- **Task directions**
Leave out the pictures and restate the rest of the data exactly.

Items from a dataset

▼

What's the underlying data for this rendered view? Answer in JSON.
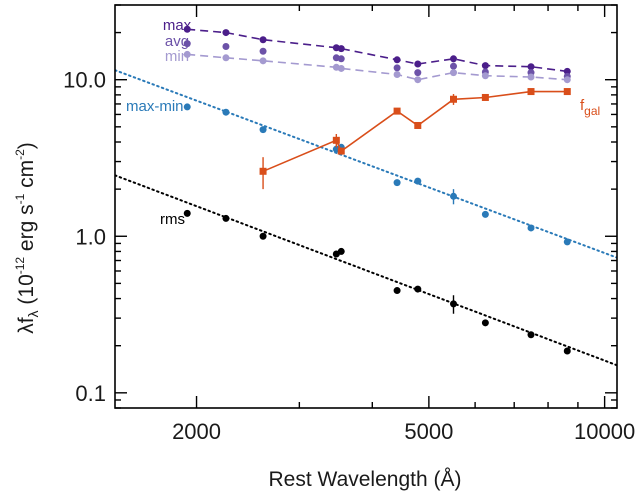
{
  "chart_data": {
    "type": "scatter",
    "xlabel": "Rest Wavelength (Å)",
    "ylabel_main": "λf",
    "ylabel_sub": "λ",
    "ylabel_units_1": " (10",
    "ylabel_units_exp1": "-12",
    "ylabel_units_2": " erg s",
    "ylabel_units_exp2": "-1",
    "ylabel_units_3": " cm",
    "ylabel_units_exp3": "-2",
    "ylabel_units_4": ")",
    "xscale": "log",
    "yscale": "log",
    "xlim": [
      1450,
      10500
    ],
    "ylim": [
      0.08,
      30
    ],
    "xticks": [
      {
        "value": 2000,
        "label": "2000"
      },
      {
        "value": 5000,
        "label": "5000"
      },
      {
        "value": 10000,
        "label": "10000"
      }
    ],
    "yticks": [
      {
        "value": 0.1,
        "label": "0.1"
      },
      {
        "value": 1.0,
        "label": "1.0"
      },
      {
        "value": 10.0,
        "label": "10.0"
      }
    ],
    "series": [
      {
        "name": "max",
        "color": "#4b1e8a",
        "style": "dashed",
        "marker": "circle",
        "x": [
          1928,
          2246,
          2600,
          3471,
          3539,
          4411,
          4786,
          5510,
          6248,
          7480,
          8630
        ],
        "y": [
          21.0,
          20.0,
          18.0,
          16.0,
          15.8,
          13.4,
          12.6,
          13.6,
          12.3,
          12.1,
          11.3
        ]
      },
      {
        "name": "avg",
        "color": "#6c52a8",
        "style": "none",
        "marker": "circle",
        "x": [
          1928,
          2246,
          2600,
          3471,
          3539,
          4411,
          4786,
          5510,
          6248,
          7480,
          8630
        ],
        "y": [
          17.0,
          16.3,
          15.2,
          13.8,
          13.6,
          11.9,
          11.1,
          12.2,
          11.2,
          11.1,
          10.5
        ]
      },
      {
        "name": "min",
        "color": "#a49ad0",
        "style": "dashed",
        "marker": "circle",
        "x": [
          1928,
          2246,
          2600,
          3471,
          3539,
          4411,
          4786,
          5510,
          6248,
          7480,
          8630
        ],
        "y": [
          14.5,
          13.8,
          13.2,
          12.0,
          11.8,
          10.8,
          10.0,
          11.1,
          10.6,
          10.4,
          10.0
        ]
      },
      {
        "name": "max-min",
        "color": "#2a7ab8",
        "style": "none",
        "marker": "circle",
        "x": [
          1928,
          2246,
          2600,
          3471,
          3539,
          4411,
          4786,
          5510,
          6248,
          7480,
          8630
        ],
        "y": [
          6.7,
          6.2,
          4.8,
          3.6,
          3.7,
          2.2,
          2.25,
          1.8,
          1.38,
          1.13,
          0.92
        ],
        "err": [
          0,
          0,
          0,
          0,
          0,
          0,
          0,
          0.2,
          0,
          0,
          0
        ]
      },
      {
        "name": "rms",
        "color": "#000000",
        "style": "none",
        "marker": "circle",
        "x": [
          1928,
          2246,
          2600,
          3471,
          3539,
          4411,
          4786,
          5510,
          6248,
          7480,
          8630
        ],
        "y": [
          1.4,
          1.3,
          1.0,
          0.77,
          0.8,
          0.45,
          0.46,
          0.37,
          0.28,
          0.235,
          0.185
        ],
        "err": [
          0,
          0,
          0,
          0,
          0,
          0,
          0,
          0.05,
          0,
          0,
          0
        ]
      },
      {
        "name": "f",
        "name_sub": "gal",
        "color": "#d94e1a",
        "style": "solid",
        "marker": "square",
        "x": [
          2600,
          3471,
          3539,
          4411,
          4786,
          5510,
          6248,
          7480,
          8630
        ],
        "y": [
          2.6,
          4.1,
          3.5,
          6.3,
          5.1,
          7.5,
          7.7,
          8.4,
          8.4
        ],
        "err": [
          0.6,
          0.4,
          0,
          0.3,
          0,
          0.6,
          0,
          0,
          0
        ]
      }
    ],
    "fits": [
      {
        "name": "max-min-fit",
        "color": "#2a7ab8",
        "style": "dotted",
        "x": [
          1450,
          10500
        ],
        "y": [
          11.5,
          0.73
        ]
      },
      {
        "name": "rms-fit",
        "color": "#000000",
        "style": "dotted",
        "x": [
          1450,
          10500
        ],
        "y": [
          2.45,
          0.15
        ]
      }
    ]
  }
}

▲

- **The reply**
What's the underlying data for this rendered view? Answer in JSON.
{
  "chart_data": {
    "type": "scatter",
    "xlabel": "Rest Wavelength (Å)",
    "ylabel_main": "λf",
    "ylabel_sub": "λ",
    "ylabel_units_1": " (10",
    "ylabel_units_exp1": "-12",
    "ylabel_units_2": " erg s",
    "ylabel_units_exp2": "-1",
    "ylabel_units_3": " cm",
    "ylabel_units_exp3": "-2",
    "ylabel_units_4": ")",
    "xscale": "log",
    "yscale": "log",
    "xlim": [
      1450,
      10500
    ],
    "ylim": [
      0.08,
      30
    ],
    "xticks": [
      {
        "value": 2000,
        "label": "2000"
      },
      {
        "value": 5000,
        "label": "5000"
      },
      {
        "value": 10000,
        "label": "10000"
      }
    ],
    "yticks": [
      {
        "value": 0.1,
        "label": "0.1"
      },
      {
        "value": 1.0,
        "label": "1.0"
      },
      {
        "value": 10.0,
        "label": "10.0"
      }
    ],
    "series": [
      {
        "name": "max",
        "color": "#4b1e8a",
        "style": "dashed",
        "marker": "circle",
        "x": [
          1928,
          2246,
          2600,
          3471,
          3539,
          4411,
          4786,
          5510,
          6248,
          7480,
          8630
        ],
        "y": [
          21.0,
          20.0,
          18.0,
          16.0,
          15.8,
          13.4,
          12.6,
          13.6,
          12.3,
          12.1,
          11.3
        ]
      },
      {
        "name": "avg",
        "color": "#6c52a8",
        "style": "none",
        "marker": "circle",
        "x": [
          1928,
          2246,
          2600,
          3471,
          3539,
          4411,
          4786,
          5510,
          6248,
          7480,
          8630
        ],
        "y": [
          17.0,
          16.3,
          15.2,
          13.8,
          13.6,
          11.9,
          11.1,
          12.2,
          11.2,
          11.1,
          10.5
        ]
      },
      {
        "name": "min",
        "color": "#a49ad0",
        "style": "dashed",
        "marker": "circle",
        "x": [
          1928,
          2246,
          2600,
          3471,
          3539,
          4411,
          4786,
          5510,
          6248,
          7480,
          8630
        ],
        "y": [
          14.5,
          13.8,
          13.2,
          12.0,
          11.8,
          10.8,
          10.0,
          11.1,
          10.6,
          10.4,
          10.0
        ]
      },
      {
        "name": "max-min",
        "color": "#2a7ab8",
        "style": "none",
        "marker": "circle",
        "x": [
          1928,
          2246,
          2600,
          3471,
          3539,
          4411,
          4786,
          5510,
          6248,
          7480,
          8630
        ],
        "y": [
          6.7,
          6.2,
          4.8,
          3.6,
          3.7,
          2.2,
          2.25,
          1.8,
          1.38,
          1.13,
          0.92
        ],
        "err": [
          0,
          0,
          0,
          0,
          0,
          0,
          0,
          0.2,
          0,
          0,
          0
        ]
      },
      {
        "name": "rms",
        "color": "#000000",
        "style": "none",
        "marker": "circle",
        "x": [
          1928,
          2246,
          2600,
          3471,
          3539,
          4411,
          4786,
          5510,
          6248,
          7480,
          8630
        ],
        "y": [
          1.4,
          1.3,
          1.0,
          0.77,
          0.8,
          0.45,
          0.46,
          0.37,
          0.28,
          0.235,
          0.185
        ],
        "err": [
          0,
          0,
          0,
          0,
          0,
          0,
          0,
          0.05,
          0,
          0,
          0
        ]
      },
      {
        "name": "f",
        "name_sub": "gal",
        "color": "#d94e1a",
        "style": "solid",
        "marker": "square",
        "x": [
          2600,
          3471,
          3539,
          4411,
          4786,
          5510,
          6248,
          7480,
          8630
        ],
        "y": [
          2.6,
          4.1,
          3.5,
          6.3,
          5.1,
          7.5,
          7.7,
          8.4,
          8.4
        ],
        "err": [
          0.6,
          0.4,
          0,
          0.3,
          0,
          0.6,
          0,
          0,
          0
        ]
      }
    ],
    "fits": [
      {
        "name": "max-min-fit",
        "color": "#2a7ab8",
        "style": "dotted",
        "x": [
          1450,
          10500
        ],
        "y": [
          11.5,
          0.73
        ]
      },
      {
        "name": "rms-fit",
        "color": "#000000",
        "style": "dotted",
        "x": [
          1450,
          10500
        ],
        "y": [
          2.45,
          0.15
        ]
      }
    ]
  }
}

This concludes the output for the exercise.